DESCRIPTION OF THE TASK:
Omit every picture and write out the rest of the records exactly.

RECORDED INFORMATION start

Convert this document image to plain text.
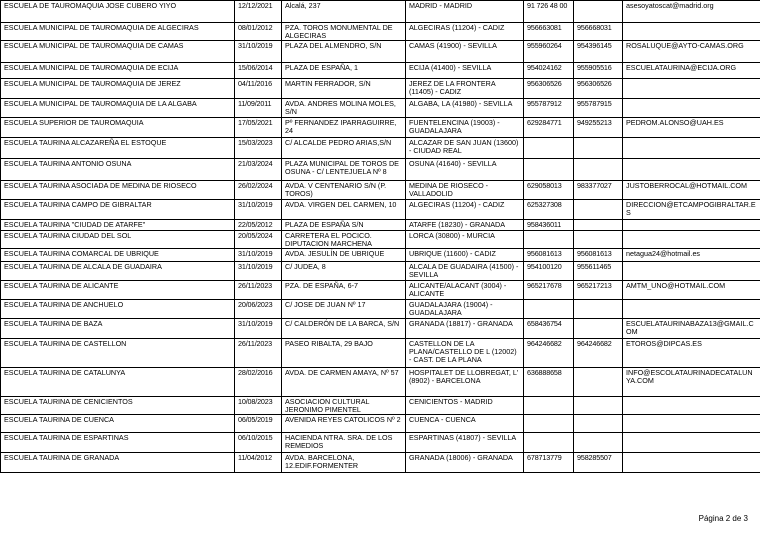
ESCUELA DE TAUROMAQUIA JOSE CUBERO YIYO	12/12/2021	Alcalá, 237	MADRID - MADRID	91 726 48 00		asesoyatoscat@madrid.org
ESCUELA MUNICIPAL DE TAUROMAQUIA DE ALGECIRAS	08/01/2012	PZA. TOROS MONUMENTAL DE ALGECIRAS	ALGECIRAS (11204) - CADIZ	956663081	956668031	
ESCUELA MUNICIPAL DE TAUROMAQUIA DE CAMAS	31/10/2019	PLAZA DEL ALMENDRO, S/N	CAMAS (41900) - SEVILLA	955960264	954396145	ROSALUQUE@AYTO-CAMAS.ORG
ESCUELA MUNICIPAL DE TAUROMAQUIA DE ECIJA	15/06/2014	PLAZA DE ESPAÑA, 1	ECIJA (41400) - SEVILLA	954024162	955905516	ESCUELATAURINA@ECIJA.ORG
ESCUELA MUNICIPAL DE TAUROMAQUIA DE JEREZ	04/11/2016	MARTIN FERRADOR, S/N	JEREZ DE LA FRONTERA (11405) - CADIZ	956306526	956306526	
ESCUELA MUNICIPAL DE TAUROMAQUIA DE LA ALGABA	11/09/2011	AVDA. ANDRES MOLINA MOLES, S/N	ALGABA, LA (41980) - SEVILLA	955787912	955787915	
ESCUELA SUPERIOR DE TAUROMAQUIA	17/05/2021	Pº FERNANDEZ IPARRAGUIRRE, 24	FUENTELENCINA (19003) - GUADALAJARA	629284771	949255213	PEDROM.ALONSO@UAH.ES
ESCUELA TAURINA ALCAZAREÑA EL ESTOQUE	15/03/2023	C/ ALCALDE PEDRO ARIAS,S/N	ALCAZAR DE SAN JUAN (13600) - CIUDAD REAL			
ESCUELA TAURINA ANTONIO OSUNA	21/03/2024	PLAZA MUNICIPAL DE TOROS DE OSUNA - C/ LENTEJUELA Nº 8	OSUNA (41640) - SEVILLA			
ESCUELA TAURINA ASOCIADA DE MEDINA DE RIOSECO	26/02/2024	AVDA. V CENTENARIO S/N (P. TOROS)	MEDINA DE RIOSECO - VALLADOLID	629058013	983377027	JUSTOBERROCAL@HOTMAIL.COM
ESCUELA TAURINA CAMPO DE GIBRALTAR	31/10/2019	AVDA. VIRGEN DEL CARMEN, 10	ALGECIRAS (11204) - CADIZ	625327308		DIRECCION@ETCAMPOGIBRALTAR.ES
ESCUELA TAURINA "CIUDAD DE ATARFE"	22/05/2012	PLAZA DE ESPAÑA S/N	ATARFE (18230) - GRANADA	958436011		
ESCUELA TAURINA CIUDAD DEL SOL	20/05/2024	CARRETERA EL POCICO. DIPUTACION MARCHENA	LORCA (30800) - MURCIA			
ESCUELA TAURINA COMARCAL DE UBRIQUE	31/10/2019	AVDA. JESULÍN DE UBRIQUE	UBRIQUE (11600) - CADIZ	956081613	956081613	netagua24@hotmail.es
ESCUELA TAURINA DE ALCALA DE GUADAIRA	31/10/2019	C/ JUDEA, 8	ALCALA DE GUADAIRA (41500) - SEVILLA	954100120	955611465	
ESCUELA TAURINA DE ALICANTE	26/11/2023	PZA. DE ESPAÑA, 6-7	ALICANTE/ALACANT (3004) - ALICANTE	965217678	965217213	AMTM_UNO@HOTMAIL.COM
ESCUELA TAURINA DE ANCHUELO	20/06/2023	C/ JOSE DE JUAN Nº 17	GUADALAJARA (19004) - GUADALAJARA			
ESCUELA TAURINA DE BAZA	31/10/2019	C/ CALDERÓN DE LA BARCA, S/N	GRANADA (18817) - GRANADA	658436754		ESCUELATAURINABAZA13@GMAIL.COM
ESCUELA TAURINA DE CASTELLON	26/11/2023	PASEO RIBALTA, 29 BAJO	CASTELLON DE LA PLANA/CASTELLO DE L (12002) - CAST. DE LA PLANA	964246682	964246682	ETOROS@DIPCAS.ES
ESCUELA TAURINA DE CATALUNYA	28/02/2016	AVDA. DE CARMEN AMAYA, Nº 57	HOSPITALET DE LLOBREGAT, L' (8902) - BARCELONA	636888658		INFO@ESCOLATAURINADECATALUNYA.COM
ESCUELA TAURINA DE CENICIENTOS	10/08/2023	ASOCIACION CULTURAL JERONIMO PIMENTEL	CENICIENTOS - MADRID			
ESCUELA TAURINA DE CUENCA	06/05/2019	AVENIDA REYES CATOLICOS Nº 2	CUENCA - CUENCA			
ESCUELA TAURINA DE ESPARTINAS	06/10/2015	HACIENDA NTRA. SRA. DE LOS REMEDIOS	ESPARTINAS (41807) - SEVILLA			
ESCUELA TAURINA DE GRANADA	11/04/2012	AVDA. BARCELONA, 12.EDIF.FORMENTER	GRANADA (18006) - GRANADA	678713779	958285507	
Página 2 de 3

RECORDED INFORMATION end

FINAL RESULT:
Convert this document image to plain text.
ESCUELA DE TAUROMAQUIA JOSE CUBERO YIYO	12/12/2021	Alcalá, 237	MADRID - MADRID	91 726 48 00		asesoyatoscat@madrid.org
ESCUELA MUNICIPAL DE TAUROMAQUIA DE ALGECIRAS	08/01/2012	PZA. TOROS MONUMENTAL DE ALGECIRAS	ALGECIRAS (11204) - CADIZ	956663081	956668031	
ESCUELA MUNICIPAL DE TAUROMAQUIA DE CAMAS	31/10/2019	PLAZA DEL ALMENDRO, S/N	CAMAS (41900) - SEVILLA	955960264	954396145	ROSALUQUE@AYTO-CAMAS.ORG
ESCUELA MUNICIPAL DE TAUROMAQUIA DE ECIJA	15/06/2014	PLAZA DE ESPAÑA, 1	ECIJA (41400) - SEVILLA	954024162	955905516	ESCUELATAURINA@ECIJA.ORG
ESCUELA MUNICIPAL DE TAUROMAQUIA DE JEREZ	04/11/2016	MARTIN FERRADOR, S/N	JEREZ DE LA FRONTERA (11405) - CADIZ	956306526	956306526	
ESCUELA MUNICIPAL DE TAUROMAQUIA DE LA ALGABA	11/09/2011	AVDA. ANDRES MOLINA MOLES, S/N	ALGABA, LA (41980) - SEVILLA	955787912	955787915	
ESCUELA SUPERIOR DE TAUROMAQUIA	17/05/2021	Pº FERNANDEZ IPARRAGUIRRE, 24	FUENTELENCINA (19003) - GUADALAJARA	629284771	949255213	PEDROM.ALONSO@UAH.ES
ESCUELA TAURINA ALCAZAREÑA EL ESTOQUE	15/03/2023	C/ ALCALDE PEDRO ARIAS,S/N	ALCAZAR DE SAN JUAN (13600) - CIUDAD REAL			
ESCUELA TAURINA ANTONIO OSUNA	21/03/2024	PLAZA MUNICIPAL DE TOROS DE OSUNA - C/ LENTEJUELA Nº 8	OSUNA (41640) - SEVILLA			
ESCUELA TAURINA ASOCIADA DE MEDINA DE RIOSECO	26/02/2024	AVDA. V CENTENARIO S/N (P. TOROS)	MEDINA DE RIOSECO - VALLADOLID	629058013	983377027	JUSTOBERROCAL@HOTMAIL.COM
ESCUELA TAURINA CAMPO DE GIBRALTAR	31/10/2019	AVDA. VIRGEN DEL CARMEN, 10	ALGECIRAS (11204) - CADIZ	625327308		DIRECCION@ETCAMPOGIBRALTAR.ES
ESCUELA TAURINA "CIUDAD DE ATARFE"	22/05/2012	PLAZA DE ESPAÑA S/N	ATARFE (18230) - GRANADA	958436011		
ESCUELA TAURINA CIUDAD DEL SOL	20/05/2024	CARRETERA EL POCICO. DIPUTACION MARCHENA	LORCA (30800) - MURCIA			
ESCUELA TAURINA COMARCAL DE UBRIQUE	31/10/2019	AVDA. JESULÍN DE UBRIQUE	UBRIQUE (11600) - CADIZ	956081613	956081613	netagua24@hotmail.es
ESCUELA TAURINA DE ALCALA DE GUADAIRA	31/10/2019	C/ JUDEA, 8	ALCALA DE GUADAIRA (41500) - SEVILLA	954100120	955611465	
ESCUELA TAURINA DE ALICANTE	26/11/2023	PZA. DE ESPAÑA, 6-7	ALICANTE/ALACANT (3004) - ALICANTE	965217678	965217213	AMTM_UNO@HOTMAIL.COM
ESCUELA TAURINA DE ANCHUELO	20/06/2023	C/ JOSE DE JUAN Nº 17	GUADALAJARA (19004) - GUADALAJARA			
ESCUELA TAURINA DE BAZA	31/10/2019	C/ CALDERÓN DE LA BARCA, S/N	GRANADA (18817) - GRANADA	658436754		ESCUELATAURINABAZA13@GMAIL.COM
ESCUELA TAURINA DE CASTELLON	26/11/2023	PASEO RIBALTA, 29 BAJO	CASTELLON DE LA PLANA/CASTELLO DE L (12002) - CAST. DE LA PLANA	964246682	964246682	ETOROS@DIPCAS.ES
ESCUELA TAURINA DE CATALUNYA	28/02/2016	AVDA. DE CARMEN AMAYA, Nº 57	HOSPITALET DE LLOBREGAT, L' (8902) - BARCELONA	636888658		INFO@ESCOLATAURINADECATALUNYA.COM
ESCUELA TAURINA DE CENICIENTOS	10/08/2023	ASOCIACION CULTURAL JERONIMO PIMENTEL	CENICIENTOS - MADRID			
ESCUELA TAURINA DE CUENCA	06/05/2019	AVENIDA REYES CATOLICOS Nº 2	CUENCA - CUENCA			
ESCUELA TAURINA DE ESPARTINAS	06/10/2015	HACIENDA NTRA. SRA. DE LOS REMEDIOS	ESPARTINAS (41807) - SEVILLA			
ESCUELA TAURINA DE GRANADA	11/04/2012	AVDA. BARCELONA, 12.EDIF.FORMENTER	GRANADA (18006) - GRANADA	678713779	958285507	
Página 2 de 3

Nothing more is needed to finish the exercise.